EXERCISE REQUIREMENTS — In the entries, find all lines that hold the word "بانک" and copy them.

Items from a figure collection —
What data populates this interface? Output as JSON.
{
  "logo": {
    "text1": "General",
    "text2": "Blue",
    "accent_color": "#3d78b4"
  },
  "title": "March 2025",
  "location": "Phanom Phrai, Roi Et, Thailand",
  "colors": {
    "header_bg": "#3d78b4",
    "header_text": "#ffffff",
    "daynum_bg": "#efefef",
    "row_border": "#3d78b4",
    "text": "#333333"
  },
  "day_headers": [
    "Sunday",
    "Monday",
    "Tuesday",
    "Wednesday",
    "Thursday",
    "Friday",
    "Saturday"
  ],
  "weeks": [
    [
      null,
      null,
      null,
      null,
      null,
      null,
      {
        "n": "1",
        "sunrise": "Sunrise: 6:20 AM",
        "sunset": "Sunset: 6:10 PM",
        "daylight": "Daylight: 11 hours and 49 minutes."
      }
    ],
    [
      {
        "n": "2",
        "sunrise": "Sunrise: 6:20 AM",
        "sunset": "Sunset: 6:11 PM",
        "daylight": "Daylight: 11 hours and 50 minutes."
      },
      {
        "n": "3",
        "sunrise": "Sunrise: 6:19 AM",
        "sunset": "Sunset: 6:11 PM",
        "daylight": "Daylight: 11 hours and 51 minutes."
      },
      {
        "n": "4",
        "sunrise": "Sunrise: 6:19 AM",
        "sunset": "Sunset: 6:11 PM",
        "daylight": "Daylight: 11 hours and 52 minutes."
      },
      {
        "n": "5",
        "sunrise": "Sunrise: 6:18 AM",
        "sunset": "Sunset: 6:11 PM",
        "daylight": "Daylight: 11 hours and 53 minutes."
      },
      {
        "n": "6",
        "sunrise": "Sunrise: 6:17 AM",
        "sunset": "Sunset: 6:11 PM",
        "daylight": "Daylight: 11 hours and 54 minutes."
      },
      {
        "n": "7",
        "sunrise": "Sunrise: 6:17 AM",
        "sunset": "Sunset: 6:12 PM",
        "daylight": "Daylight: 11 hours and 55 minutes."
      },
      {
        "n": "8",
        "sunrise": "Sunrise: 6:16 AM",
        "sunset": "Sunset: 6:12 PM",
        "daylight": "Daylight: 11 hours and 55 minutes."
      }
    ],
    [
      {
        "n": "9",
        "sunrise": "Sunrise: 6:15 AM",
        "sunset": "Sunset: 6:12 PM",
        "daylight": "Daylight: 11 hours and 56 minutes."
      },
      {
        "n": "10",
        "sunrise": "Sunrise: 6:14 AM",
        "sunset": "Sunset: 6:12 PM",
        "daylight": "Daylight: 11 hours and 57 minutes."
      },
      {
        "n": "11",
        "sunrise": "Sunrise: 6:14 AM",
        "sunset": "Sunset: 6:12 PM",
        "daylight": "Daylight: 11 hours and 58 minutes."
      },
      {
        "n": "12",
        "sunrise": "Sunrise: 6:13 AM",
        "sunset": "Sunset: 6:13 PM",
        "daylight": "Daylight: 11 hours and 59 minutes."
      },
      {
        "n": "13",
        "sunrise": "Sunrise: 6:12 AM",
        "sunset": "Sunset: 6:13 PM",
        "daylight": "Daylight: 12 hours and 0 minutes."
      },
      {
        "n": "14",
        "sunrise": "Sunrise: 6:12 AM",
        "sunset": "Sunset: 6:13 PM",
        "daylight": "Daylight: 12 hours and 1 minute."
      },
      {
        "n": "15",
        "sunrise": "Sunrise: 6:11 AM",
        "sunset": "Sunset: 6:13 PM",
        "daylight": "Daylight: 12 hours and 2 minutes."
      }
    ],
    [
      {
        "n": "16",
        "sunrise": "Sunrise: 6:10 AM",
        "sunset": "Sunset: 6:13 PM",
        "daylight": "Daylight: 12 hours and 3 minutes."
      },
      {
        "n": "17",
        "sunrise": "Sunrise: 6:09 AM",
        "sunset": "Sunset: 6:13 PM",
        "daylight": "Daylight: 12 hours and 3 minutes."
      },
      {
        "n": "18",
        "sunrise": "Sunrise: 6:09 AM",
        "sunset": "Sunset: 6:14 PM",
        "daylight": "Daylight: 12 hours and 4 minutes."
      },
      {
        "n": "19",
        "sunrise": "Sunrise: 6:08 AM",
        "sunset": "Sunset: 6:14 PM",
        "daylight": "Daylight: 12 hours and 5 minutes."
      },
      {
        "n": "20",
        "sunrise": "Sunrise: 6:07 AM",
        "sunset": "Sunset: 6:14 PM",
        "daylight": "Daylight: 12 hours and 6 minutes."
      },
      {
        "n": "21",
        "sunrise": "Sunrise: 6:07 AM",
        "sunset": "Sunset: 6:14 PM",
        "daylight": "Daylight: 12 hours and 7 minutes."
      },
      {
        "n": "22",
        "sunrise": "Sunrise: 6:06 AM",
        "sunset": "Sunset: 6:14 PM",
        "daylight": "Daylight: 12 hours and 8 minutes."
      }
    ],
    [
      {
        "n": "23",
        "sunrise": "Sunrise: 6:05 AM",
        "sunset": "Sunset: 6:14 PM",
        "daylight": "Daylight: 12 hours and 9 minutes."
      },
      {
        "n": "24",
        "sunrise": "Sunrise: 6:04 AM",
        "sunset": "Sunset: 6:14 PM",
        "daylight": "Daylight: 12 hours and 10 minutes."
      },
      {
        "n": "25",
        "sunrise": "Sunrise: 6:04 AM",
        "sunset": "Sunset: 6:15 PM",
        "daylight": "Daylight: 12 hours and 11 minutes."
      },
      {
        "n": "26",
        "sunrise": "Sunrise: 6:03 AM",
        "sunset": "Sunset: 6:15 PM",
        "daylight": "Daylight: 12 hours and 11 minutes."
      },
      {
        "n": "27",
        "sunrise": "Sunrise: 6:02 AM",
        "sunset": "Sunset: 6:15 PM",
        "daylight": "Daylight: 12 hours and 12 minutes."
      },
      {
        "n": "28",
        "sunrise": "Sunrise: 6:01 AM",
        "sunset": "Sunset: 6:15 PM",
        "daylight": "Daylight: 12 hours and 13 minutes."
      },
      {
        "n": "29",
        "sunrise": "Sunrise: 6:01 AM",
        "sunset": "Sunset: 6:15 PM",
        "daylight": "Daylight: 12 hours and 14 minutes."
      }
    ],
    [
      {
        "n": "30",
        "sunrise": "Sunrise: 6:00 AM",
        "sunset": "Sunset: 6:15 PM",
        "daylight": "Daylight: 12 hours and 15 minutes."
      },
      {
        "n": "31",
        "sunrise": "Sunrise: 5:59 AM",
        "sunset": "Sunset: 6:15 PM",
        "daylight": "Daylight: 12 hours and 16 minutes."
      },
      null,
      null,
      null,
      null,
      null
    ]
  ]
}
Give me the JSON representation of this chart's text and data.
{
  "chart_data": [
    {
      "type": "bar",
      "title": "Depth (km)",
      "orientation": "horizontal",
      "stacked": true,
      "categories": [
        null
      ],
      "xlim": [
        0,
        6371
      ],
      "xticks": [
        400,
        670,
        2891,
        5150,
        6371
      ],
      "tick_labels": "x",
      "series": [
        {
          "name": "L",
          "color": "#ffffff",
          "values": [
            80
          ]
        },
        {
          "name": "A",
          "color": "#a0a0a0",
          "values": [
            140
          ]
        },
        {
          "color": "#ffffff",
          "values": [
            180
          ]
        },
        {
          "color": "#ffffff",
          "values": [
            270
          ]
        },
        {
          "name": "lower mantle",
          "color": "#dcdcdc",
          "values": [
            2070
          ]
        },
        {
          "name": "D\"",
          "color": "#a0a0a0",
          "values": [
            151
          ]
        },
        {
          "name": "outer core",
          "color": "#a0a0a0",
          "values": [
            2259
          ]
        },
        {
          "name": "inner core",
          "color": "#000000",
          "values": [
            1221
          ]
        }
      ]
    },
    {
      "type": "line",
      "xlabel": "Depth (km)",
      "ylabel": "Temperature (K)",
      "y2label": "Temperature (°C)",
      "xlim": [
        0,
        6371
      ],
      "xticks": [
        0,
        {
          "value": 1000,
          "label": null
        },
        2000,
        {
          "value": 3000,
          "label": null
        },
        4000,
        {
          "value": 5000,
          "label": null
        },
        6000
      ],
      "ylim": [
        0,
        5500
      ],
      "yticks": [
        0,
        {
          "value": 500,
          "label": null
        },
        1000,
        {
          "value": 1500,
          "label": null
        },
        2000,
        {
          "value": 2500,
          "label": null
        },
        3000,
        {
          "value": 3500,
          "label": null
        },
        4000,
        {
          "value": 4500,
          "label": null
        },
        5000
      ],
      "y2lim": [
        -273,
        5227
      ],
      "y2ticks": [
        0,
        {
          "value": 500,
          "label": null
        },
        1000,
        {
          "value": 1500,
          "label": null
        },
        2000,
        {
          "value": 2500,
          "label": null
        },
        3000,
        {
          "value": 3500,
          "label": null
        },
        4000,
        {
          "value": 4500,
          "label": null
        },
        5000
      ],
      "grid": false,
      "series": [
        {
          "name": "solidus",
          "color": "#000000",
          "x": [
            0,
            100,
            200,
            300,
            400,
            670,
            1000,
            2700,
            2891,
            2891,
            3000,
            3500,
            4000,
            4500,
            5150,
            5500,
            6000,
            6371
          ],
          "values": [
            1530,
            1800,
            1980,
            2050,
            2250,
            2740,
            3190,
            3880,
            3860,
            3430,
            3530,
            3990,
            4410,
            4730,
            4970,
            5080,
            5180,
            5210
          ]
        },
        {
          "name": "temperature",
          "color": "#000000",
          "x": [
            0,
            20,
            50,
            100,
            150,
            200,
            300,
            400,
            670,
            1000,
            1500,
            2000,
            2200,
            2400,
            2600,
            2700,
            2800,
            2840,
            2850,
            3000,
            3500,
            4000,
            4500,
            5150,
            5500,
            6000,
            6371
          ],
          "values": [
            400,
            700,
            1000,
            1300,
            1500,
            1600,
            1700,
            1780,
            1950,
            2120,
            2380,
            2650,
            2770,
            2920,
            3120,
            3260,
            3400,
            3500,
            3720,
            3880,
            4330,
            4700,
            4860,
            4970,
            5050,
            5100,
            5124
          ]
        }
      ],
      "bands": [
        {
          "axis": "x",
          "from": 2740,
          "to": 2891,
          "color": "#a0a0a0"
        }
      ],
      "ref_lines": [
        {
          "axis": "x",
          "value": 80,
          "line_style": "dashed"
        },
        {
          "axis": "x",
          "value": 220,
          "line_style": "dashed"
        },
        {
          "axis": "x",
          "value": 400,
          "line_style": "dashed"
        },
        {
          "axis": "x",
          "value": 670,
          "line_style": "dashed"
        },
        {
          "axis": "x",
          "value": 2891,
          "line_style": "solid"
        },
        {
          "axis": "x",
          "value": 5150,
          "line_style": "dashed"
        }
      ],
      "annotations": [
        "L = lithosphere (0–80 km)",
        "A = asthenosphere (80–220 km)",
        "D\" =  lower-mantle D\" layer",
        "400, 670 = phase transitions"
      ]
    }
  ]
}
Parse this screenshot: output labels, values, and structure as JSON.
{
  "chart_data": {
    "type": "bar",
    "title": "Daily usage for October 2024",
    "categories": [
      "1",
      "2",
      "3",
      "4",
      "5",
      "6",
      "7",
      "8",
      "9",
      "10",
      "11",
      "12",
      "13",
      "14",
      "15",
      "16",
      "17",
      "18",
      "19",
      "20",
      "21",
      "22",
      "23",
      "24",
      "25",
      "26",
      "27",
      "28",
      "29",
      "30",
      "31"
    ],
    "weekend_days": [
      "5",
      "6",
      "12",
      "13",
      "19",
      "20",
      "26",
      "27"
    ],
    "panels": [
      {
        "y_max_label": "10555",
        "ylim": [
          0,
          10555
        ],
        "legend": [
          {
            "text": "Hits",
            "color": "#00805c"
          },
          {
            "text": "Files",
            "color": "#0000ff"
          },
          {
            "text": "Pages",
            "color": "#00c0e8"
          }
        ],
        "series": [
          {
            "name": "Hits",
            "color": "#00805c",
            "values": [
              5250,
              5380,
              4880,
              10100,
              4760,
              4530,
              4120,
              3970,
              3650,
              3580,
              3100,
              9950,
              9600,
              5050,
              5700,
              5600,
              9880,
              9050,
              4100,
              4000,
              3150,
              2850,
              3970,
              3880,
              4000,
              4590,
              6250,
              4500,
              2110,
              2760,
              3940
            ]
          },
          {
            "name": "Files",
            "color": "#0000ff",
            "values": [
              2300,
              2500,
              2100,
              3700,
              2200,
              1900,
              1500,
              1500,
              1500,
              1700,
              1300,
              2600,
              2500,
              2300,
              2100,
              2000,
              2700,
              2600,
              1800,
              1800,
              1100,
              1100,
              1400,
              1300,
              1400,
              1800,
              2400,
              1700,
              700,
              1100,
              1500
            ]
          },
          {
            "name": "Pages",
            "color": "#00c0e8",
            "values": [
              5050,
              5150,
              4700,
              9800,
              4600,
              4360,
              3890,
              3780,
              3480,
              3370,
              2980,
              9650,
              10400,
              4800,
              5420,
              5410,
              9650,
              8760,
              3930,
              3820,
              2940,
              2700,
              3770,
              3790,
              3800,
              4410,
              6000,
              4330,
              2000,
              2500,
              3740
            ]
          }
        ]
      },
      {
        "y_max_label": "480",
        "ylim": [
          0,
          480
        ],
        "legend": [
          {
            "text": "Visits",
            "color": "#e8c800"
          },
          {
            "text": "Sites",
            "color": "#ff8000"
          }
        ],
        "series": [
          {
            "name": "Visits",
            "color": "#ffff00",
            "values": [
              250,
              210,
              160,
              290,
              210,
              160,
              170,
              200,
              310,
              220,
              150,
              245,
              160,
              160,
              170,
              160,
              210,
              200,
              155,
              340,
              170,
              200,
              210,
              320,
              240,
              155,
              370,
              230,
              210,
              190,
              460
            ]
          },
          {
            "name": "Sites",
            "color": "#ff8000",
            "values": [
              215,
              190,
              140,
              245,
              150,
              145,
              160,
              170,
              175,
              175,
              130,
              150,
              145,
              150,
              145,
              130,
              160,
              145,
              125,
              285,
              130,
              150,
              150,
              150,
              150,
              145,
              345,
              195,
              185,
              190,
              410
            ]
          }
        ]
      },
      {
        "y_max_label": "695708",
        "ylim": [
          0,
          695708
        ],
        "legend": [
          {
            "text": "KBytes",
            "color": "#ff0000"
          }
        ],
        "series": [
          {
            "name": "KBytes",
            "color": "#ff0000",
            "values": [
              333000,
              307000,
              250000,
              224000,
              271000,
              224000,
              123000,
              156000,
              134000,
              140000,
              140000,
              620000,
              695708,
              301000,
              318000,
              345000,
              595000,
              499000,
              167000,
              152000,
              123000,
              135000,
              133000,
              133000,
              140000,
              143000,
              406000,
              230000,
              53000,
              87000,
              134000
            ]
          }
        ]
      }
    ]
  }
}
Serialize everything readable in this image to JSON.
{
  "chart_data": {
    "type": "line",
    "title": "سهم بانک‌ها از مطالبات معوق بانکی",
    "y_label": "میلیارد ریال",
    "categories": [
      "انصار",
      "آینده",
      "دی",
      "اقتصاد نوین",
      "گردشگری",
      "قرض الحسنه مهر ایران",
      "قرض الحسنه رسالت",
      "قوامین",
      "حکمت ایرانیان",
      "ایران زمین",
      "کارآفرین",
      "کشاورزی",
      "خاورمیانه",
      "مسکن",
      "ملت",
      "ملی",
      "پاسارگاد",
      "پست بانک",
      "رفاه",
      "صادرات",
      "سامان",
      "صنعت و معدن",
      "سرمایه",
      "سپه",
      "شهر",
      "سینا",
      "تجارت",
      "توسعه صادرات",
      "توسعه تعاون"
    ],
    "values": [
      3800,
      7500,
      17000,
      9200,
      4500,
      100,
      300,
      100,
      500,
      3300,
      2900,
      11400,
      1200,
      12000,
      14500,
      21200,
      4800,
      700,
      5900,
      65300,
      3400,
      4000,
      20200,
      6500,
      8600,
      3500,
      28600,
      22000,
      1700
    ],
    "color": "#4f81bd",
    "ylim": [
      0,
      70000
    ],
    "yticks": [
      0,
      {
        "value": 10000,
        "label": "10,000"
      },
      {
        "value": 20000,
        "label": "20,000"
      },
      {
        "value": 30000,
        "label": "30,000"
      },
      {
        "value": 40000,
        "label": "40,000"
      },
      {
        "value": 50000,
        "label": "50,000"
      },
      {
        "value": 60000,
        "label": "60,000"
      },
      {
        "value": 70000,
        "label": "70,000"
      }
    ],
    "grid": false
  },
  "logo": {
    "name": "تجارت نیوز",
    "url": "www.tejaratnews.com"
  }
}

RIGHT ANSWER —
    "title": "سهم بانک‌ها از مطالبات معوق بانکی",
      "پست بانک",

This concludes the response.